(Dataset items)
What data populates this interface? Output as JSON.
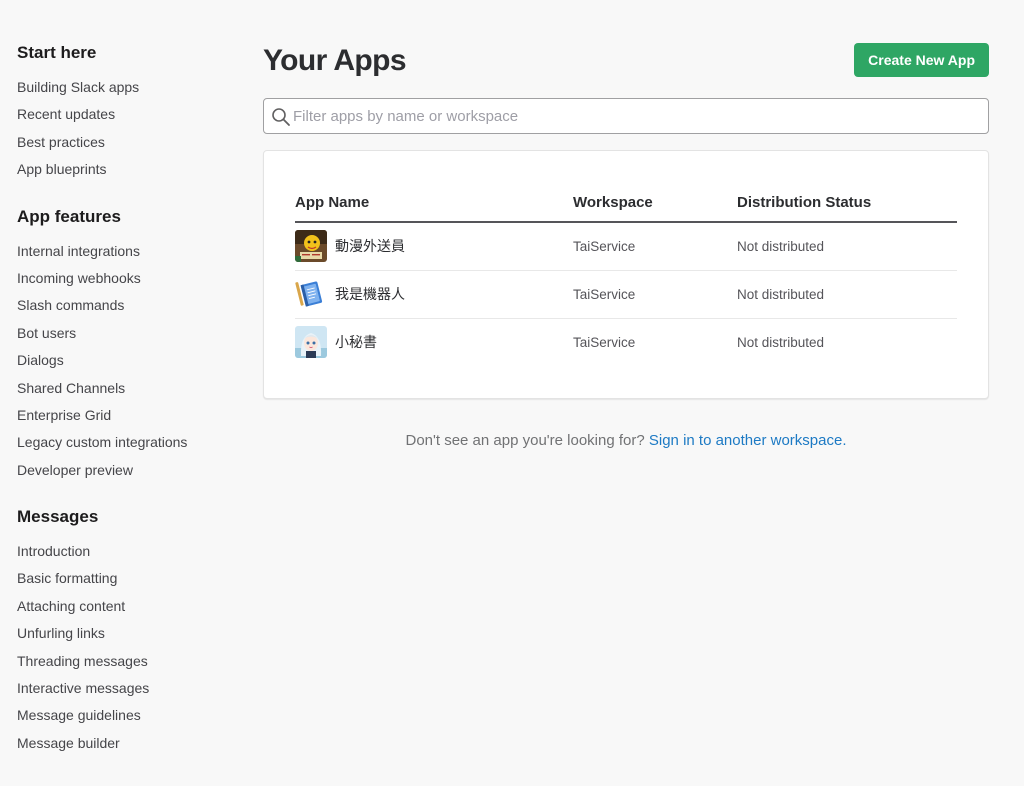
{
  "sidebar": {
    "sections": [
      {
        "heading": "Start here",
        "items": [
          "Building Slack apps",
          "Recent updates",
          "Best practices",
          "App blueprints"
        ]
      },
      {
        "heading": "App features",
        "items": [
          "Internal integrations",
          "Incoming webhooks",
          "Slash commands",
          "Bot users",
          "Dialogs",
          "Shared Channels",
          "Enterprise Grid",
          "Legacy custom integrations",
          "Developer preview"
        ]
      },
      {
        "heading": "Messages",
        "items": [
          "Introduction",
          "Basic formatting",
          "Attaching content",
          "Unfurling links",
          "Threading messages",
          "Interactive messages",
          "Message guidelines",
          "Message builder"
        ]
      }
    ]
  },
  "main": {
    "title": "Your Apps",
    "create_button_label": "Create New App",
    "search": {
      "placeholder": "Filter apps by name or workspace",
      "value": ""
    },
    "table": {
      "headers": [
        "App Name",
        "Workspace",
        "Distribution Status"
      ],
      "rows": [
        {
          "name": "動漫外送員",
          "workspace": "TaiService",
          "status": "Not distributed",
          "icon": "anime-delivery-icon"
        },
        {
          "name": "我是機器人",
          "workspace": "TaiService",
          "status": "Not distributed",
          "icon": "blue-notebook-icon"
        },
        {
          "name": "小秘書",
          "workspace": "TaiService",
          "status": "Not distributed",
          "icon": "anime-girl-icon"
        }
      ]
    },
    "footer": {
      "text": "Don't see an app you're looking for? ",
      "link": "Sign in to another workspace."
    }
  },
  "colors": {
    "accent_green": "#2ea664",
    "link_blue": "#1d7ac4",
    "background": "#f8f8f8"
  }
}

...

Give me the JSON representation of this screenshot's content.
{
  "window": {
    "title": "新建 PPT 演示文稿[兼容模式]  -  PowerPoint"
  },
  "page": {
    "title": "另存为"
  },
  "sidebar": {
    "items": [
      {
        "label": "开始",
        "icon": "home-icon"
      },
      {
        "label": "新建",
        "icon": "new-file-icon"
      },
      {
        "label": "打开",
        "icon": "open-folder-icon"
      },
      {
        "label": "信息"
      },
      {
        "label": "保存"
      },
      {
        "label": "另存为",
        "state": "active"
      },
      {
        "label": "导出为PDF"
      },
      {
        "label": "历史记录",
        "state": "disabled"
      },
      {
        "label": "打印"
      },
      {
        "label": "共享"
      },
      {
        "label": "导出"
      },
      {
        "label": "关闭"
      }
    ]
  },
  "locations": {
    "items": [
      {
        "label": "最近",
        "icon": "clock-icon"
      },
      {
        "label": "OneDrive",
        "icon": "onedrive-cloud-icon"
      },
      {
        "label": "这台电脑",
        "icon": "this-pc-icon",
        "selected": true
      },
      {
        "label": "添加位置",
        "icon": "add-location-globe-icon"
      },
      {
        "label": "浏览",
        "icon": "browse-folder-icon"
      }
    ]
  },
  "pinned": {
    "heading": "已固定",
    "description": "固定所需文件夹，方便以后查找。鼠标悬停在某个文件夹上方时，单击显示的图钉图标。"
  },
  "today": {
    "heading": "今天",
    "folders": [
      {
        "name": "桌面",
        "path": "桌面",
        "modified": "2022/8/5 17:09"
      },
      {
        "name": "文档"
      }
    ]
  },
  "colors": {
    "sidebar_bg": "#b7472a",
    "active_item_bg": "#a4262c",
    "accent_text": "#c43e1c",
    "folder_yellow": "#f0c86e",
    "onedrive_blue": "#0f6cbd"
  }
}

WRITTEN PROBLEM: From the entries, copy out each line containing the word "integrations".

SOLUTION FOR THIS PROBLEM:
          "Internal integrations",
          "Legacy custom integrations",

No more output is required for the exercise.